> [WHAT THIS TASK INVOLVES]:
Output all entries verbatim. Skip pictures.

> [DATA ENTRIES]:
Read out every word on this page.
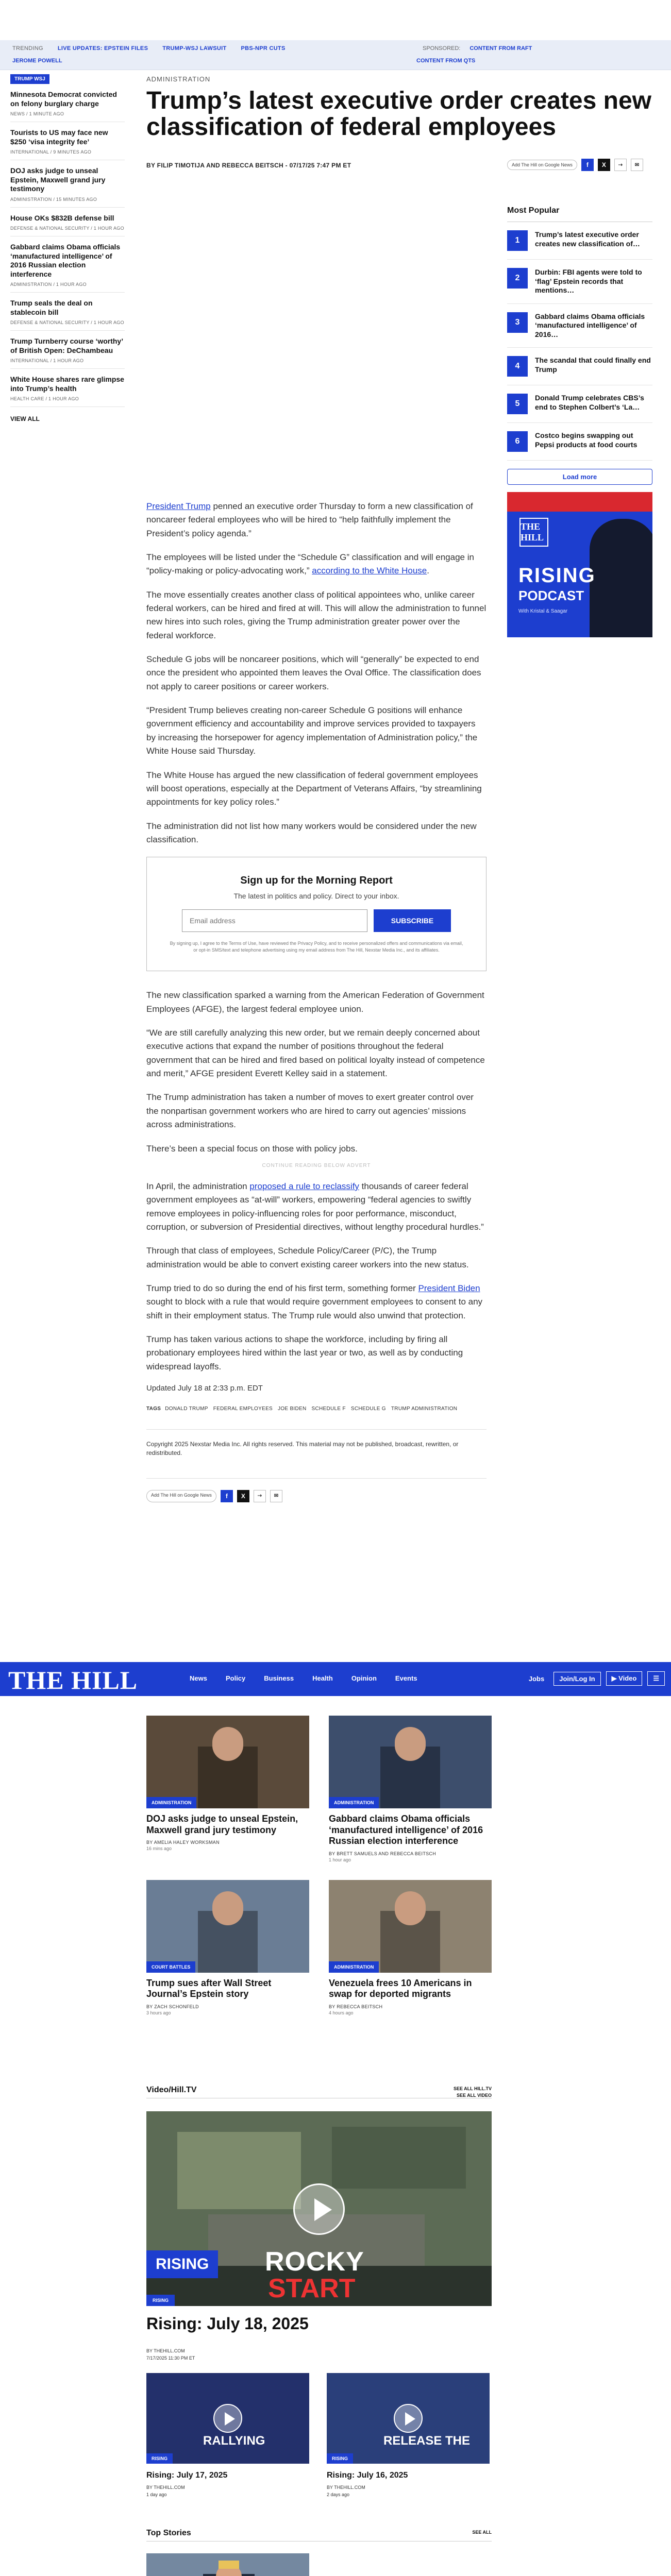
TRENDING	LIVE UPDATES: EPSTEIN FILES	TRUMP-WSJ LAWSUIT	PBS-NPR CUTS
JEROME POWELL
SPONSORED: CONTENT FROM RAFT
CONTENT FROM QTS
TRUMP WSJ
Minnesota Democrat convicted on felony burglary charge
NEWS / 1 MINUTE AGO
Tourists to US may face new $250 ‘visa integrity fee’
INTERNATIONAL / 9 MINUTES AGO
DOJ asks judge to unseal Epstein, Maxwell grand jury testimony
ADMINISTRATION / 15 MINUTES AGO
House OKs $832B defense bill
DEFENSE & NATIONAL SECURITY / 1 HOUR AGO
Gabbard claims Obama officials ‘manufactured intelligence’ of 2016 Russian election interference
ADMINISTRATION / 1 HOUR AGO
Trump seals the deal on stablecoin bill
DEFENSE & NATIONAL SECURITY / 1 HOUR AGO
Trump Turnberry course ‘worthy’ of British Open: DeChambeau
INTERNATIONAL / 1 HOUR AGO
White House shares rare glimpse into Trump’s health
HEALTH CARE / 1 HOUR AGO
VIEW ALL
ADMINISTRATION
Trump’s latest executive order creates new classification of federal employees
BY FILIP TIMOTIJA AND REBECCA BEITSCH - 07/17/25 7:47 PM ET	Add The Hill on Google News	f	X	⇢	✉
Most Popular
1
Trump’s latest executive order creates new classification of…
2
Durbin: FBI agents were told to ‘flag’ Epstein records that mentions…
3
Gabbard claims Obama officials ‘manufactured intelligence’ of 2016…
4
The scandal that could finally end Trump
5
Donald Trump celebrates CBS’s end to Stephen Colbert’s ‘La…
6
Costco begins swapping out Pepsi products at food courts
Load more
THE HILL
RISING
PODCAST
With Kristal & Saagar

President Trump penned an executive order Thursday to form a new classification of noncareer federal employees who will be hired to “help faithfully implement the President’s policy agenda.”

The employees will be listed under the “Schedule G” classification and will engage in “policy-making or policy-advocating work,” according to the White House.

The move essentially creates another class of political appointees who, unlike career federal workers, can be hired and fired at will. This will allow the administration to funnel new hires into such roles, giving the Trump administration greater power over the federal workforce.

Schedule G jobs will be noncareer positions, which will “generally” be expected to end once the president who appointed them leaves the Oval Office. The classification does not apply to career positions or career workers.

“President Trump believes creating non-career Schedule G positions will enhance government efficiency and accountability and improve services provided to taxpayers by increasing the horsepower for agency implementation of Administration policy,” the White House said Thursday.

The White House has argued the new classification of federal government employees will boost operations, especially at the Department of Veterans Affairs, “by streamlining appointments for key policy roles.”

The administration did not list how many workers would be considered under the new classification.

Sign up for the Morning Report
The latest in politics and policy. Direct to your inbox.
Email address
SUBSCRIBE
By signing up, I agree to the Terms of Use, have reviewed the Privacy Policy, and to receive personalized offers and communications via email, or opt-in SMS/text and telephone advertising using my email address from The Hill, Nexstar Media Inc., and its affiliates.

The new classification sparked a warning from the American Federation of Government Employees (AFGE), the largest federal employee union.

“We are still carefully analyzing this new order, but we remain deeply concerned about executive actions that expand the number of positions throughout the federal government that can be hired and fired based on political loyalty instead of competence and merit,” AFGE president Everett Kelley said in a statement.

The Trump administration has taken a number of moves to exert greater control over the nonpartisan government workers who are hired to carry out agencies’ missions across administrations.

There’s been a special focus on those with policy jobs.

CONTINUE READING BELOW ADVERT

In April, the administration proposed a rule to reclassify thousands of career federal government employees as “at-will” workers, empowering “federal agencies to swiftly remove employees in policy-influencing roles for poor performance, misconduct, corruption, or subversion of Presidential directives, without lengthy procedural hurdles.”

Through that class of employees, Schedule Policy/Career (P/C), the Trump administration would be able to convert existing career workers into the new status.

Trump tried to do so during the end of his first term, something former President Biden sought to block with a rule that would require government employees to consent to any shift in their employment status. The Trump rule would also unwind that protection.

Trump has taken various actions to shape the workforce, including by firing all probationary employees hired within the last year or two, as well as by conducting widespread layoffs.

Updated July 18 at 2:33 p.m. EDT
TAGS DONALD TRUMP FEDERAL EMPLOYEES JOE BIDEN SCHEDULE F SCHEDULE G TRUMP ADMINISTRATION
Copyright 2025 Nexstar Media Inc. All rights reserved. This material may not be published, broadcast, rewritten, or redistributed.
Add The Hill on Google News	f	X	⇢	✉
THE HILL	News	Policy	Business	Health	Opinion	Events	Jobs	Join/Log In	▶ Video	☰
ADMINISTRATION
DOJ asks judge to unseal Epstein, Maxwell grand jury testimony
BY AMELIA HALEY WORKSMAN
16 mins ago
ADMINISTRATION
Gabbard claims Obama officials ‘manufactured intelligence’ of 2016 Russian election interference
BY BRETT SAMUELS AND REBECCA BEITSCH
1 hour ago
COURT BATTLES
Trump sues after Wall Street Journal’s Epstein story
BY ZACH SCHONFELD
3 hours ago
ADMINISTRATION
Venezuela frees 10 Americans in swap for deported migrants
BY REBECCA BEITSCH
4 hours ago
Video/Hill.TV	SEE ALL HILL.TV
SEE ALL VIDEO
RISING	ROCKY
START
RISING
Rising: July 18, 2025
BY THEHILL.COM
7/17/2025 11:30 PM ET
RALLYING
RISING
Rising: July 17, 2025
BY THEHILL.COM
1 day ago
RELEASE THE
RISING
Rising: July 16, 2025
BY THEHILL.COM
2 days ago
Top Stories	SEE ALL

> [ANSWER TO THE TASK]:
Read out every word on this page.
TRENDING	LIVE UPDATES: EPSTEIN FILES	TRUMP-WSJ LAWSUIT	PBS-NPR CUTS
JEROME POWELL
SPONSORED: CONTENT FROM RAFT
CONTENT FROM QTS
TRUMP WSJ
Minnesota Democrat convicted on felony burglary charge
NEWS / 1 MINUTE AGO
Tourists to US may face new $250 ‘visa integrity fee’
INTERNATIONAL / 9 MINUTES AGO
DOJ asks judge to unseal Epstein, Maxwell grand jury testimony
ADMINISTRATION / 15 MINUTES AGO
House OKs $832B defense bill
DEFENSE & NATIONAL SECURITY / 1 HOUR AGO
Gabbard claims Obama officials ‘manufactured intelligence’ of 2016 Russian election interference
ADMINISTRATION / 1 HOUR AGO
Trump seals the deal on stablecoin bill
DEFENSE & NATIONAL SECURITY / 1 HOUR AGO
Trump Turnberry course ‘worthy’ of British Open: DeChambeau
INTERNATIONAL / 1 HOUR AGO
White House shares rare glimpse into Trump’s health
HEALTH CARE / 1 HOUR AGO
VIEW ALL
ADMINISTRATION
Trump’s latest executive order creates new classification of federal employees
BY FILIP TIMOTIJA AND REBECCA BEITSCH - 07/17/25 7:47 PM ET	Add The Hill on Google News	f	X	⇢	✉
Most Popular
1
Trump’s latest executive order creates new classification of…
2
Durbin: FBI agents were told to ‘flag’ Epstein records that mentions…
3
Gabbard claims Obama officials ‘manufactured intelligence’ of 2016…
4
The scandal that could finally end Trump
5
Donald Trump celebrates CBS’s end to Stephen Colbert’s ‘La…
6
Costco begins swapping out Pepsi products at food courts
Load more
THE HILL
RISING
PODCAST
With Kristal & Saagar

President Trump penned an executive order Thursday to form a new classification of noncareer federal employees who will be hired to “help faithfully implement the President’s policy agenda.”

The employees will be listed under the “Schedule G” classification and will engage in “policy-making or policy-advocating work,” according to the White House.

The move essentially creates another class of political appointees who, unlike career federal workers, can be hired and fired at will. This will allow the administration to funnel new hires into such roles, giving the Trump administration greater power over the federal workforce.

Schedule G jobs will be noncareer positions, which will “generally” be expected to end once the president who appointed them leaves the Oval Office. The classification does not apply to career positions or career workers.

“President Trump believes creating non-career Schedule G positions will enhance government efficiency and accountability and improve services provided to taxpayers by increasing the horsepower for agency implementation of Administration policy,” the White House said Thursday.

The White House has argued the new classification of federal government employees will boost operations, especially at the Department of Veterans Affairs, “by streamlining appointments for key policy roles.”

The administration did not list how many workers would be considered under the new classification.

Sign up for the Morning Report
The latest in politics and policy. Direct to your inbox.
Email address
SUBSCRIBE
By signing up, I agree to the Terms of Use, have reviewed the Privacy Policy, and to receive personalized offers and communications via email, or opt-in SMS/text and telephone advertising using my email address from The Hill, Nexstar Media Inc., and its affiliates.

The new classification sparked a warning from the American Federation of Government Employees (AFGE), the largest federal employee union.

“We are still carefully analyzing this new order, but we remain deeply concerned about executive actions that expand the number of positions throughout the federal government that can be hired and fired based on political loyalty instead of competence and merit,” AFGE president Everett Kelley said in a statement.

The Trump administration has taken a number of moves to exert greater control over the nonpartisan government workers who are hired to carry out agencies’ missions across administrations.

There’s been a special focus on those with policy jobs.

CONTINUE READING BELOW ADVERT

In April, the administration proposed a rule to reclassify thousands of career federal government employees as “at-will” workers, empowering “federal agencies to swiftly remove employees in policy-influencing roles for poor performance, misconduct, corruption, or subversion of Presidential directives, without lengthy procedural hurdles.”

Through that class of employees, Schedule Policy/Career (P/C), the Trump administration would be able to convert existing career workers into the new status.

Trump tried to do so during the end of his first term, something former President Biden sought to block with a rule that would require government employees to consent to any shift in their employment status. The Trump rule would also unwind that protection.

Trump has taken various actions to shape the workforce, including by firing all probationary employees hired within the last year or two, as well as by conducting widespread layoffs.

Updated July 18 at 2:33 p.m. EDT
TAGS DONALD TRUMP FEDERAL EMPLOYEES JOE BIDEN SCHEDULE F SCHEDULE G TRUMP ADMINISTRATION
Copyright 2025 Nexstar Media Inc. All rights reserved. This material may not be published, broadcast, rewritten, or redistributed.
Add The Hill on Google News	f	X	⇢	✉
THE HILL	News	Policy	Business	Health	Opinion	Events	Jobs	Join/Log In	▶ Video	☰
ADMINISTRATION
DOJ asks judge to unseal Epstein, Maxwell grand jury testimony
BY AMELIA HALEY WORKSMAN
16 mins ago
ADMINISTRATION
Gabbard claims Obama officials ‘manufactured intelligence’ of 2016 Russian election interference
BY BRETT SAMUELS AND REBECCA BEITSCH
1 hour ago
COURT BATTLES
Trump sues after Wall Street Journal’s Epstein story
BY ZACH SCHONFELD
3 hours ago
ADMINISTRATION
Venezuela frees 10 Americans in swap for deported migrants
BY REBECCA BEITSCH
4 hours ago
Video/Hill.TV	SEE ALL HILL.TV
SEE ALL VIDEO
RISING	ROCKY
START
RISING
Rising: July 18, 2025
BY THEHILL.COM
7/17/2025 11:30 PM ET
RALLYING
RISING
Rising: July 17, 2025
BY THEHILL.COM
1 day ago
RELEASE THE
RISING
Rising: July 16, 2025
BY THEHILL.COM
2 days ago
Top Stories	SEE ALL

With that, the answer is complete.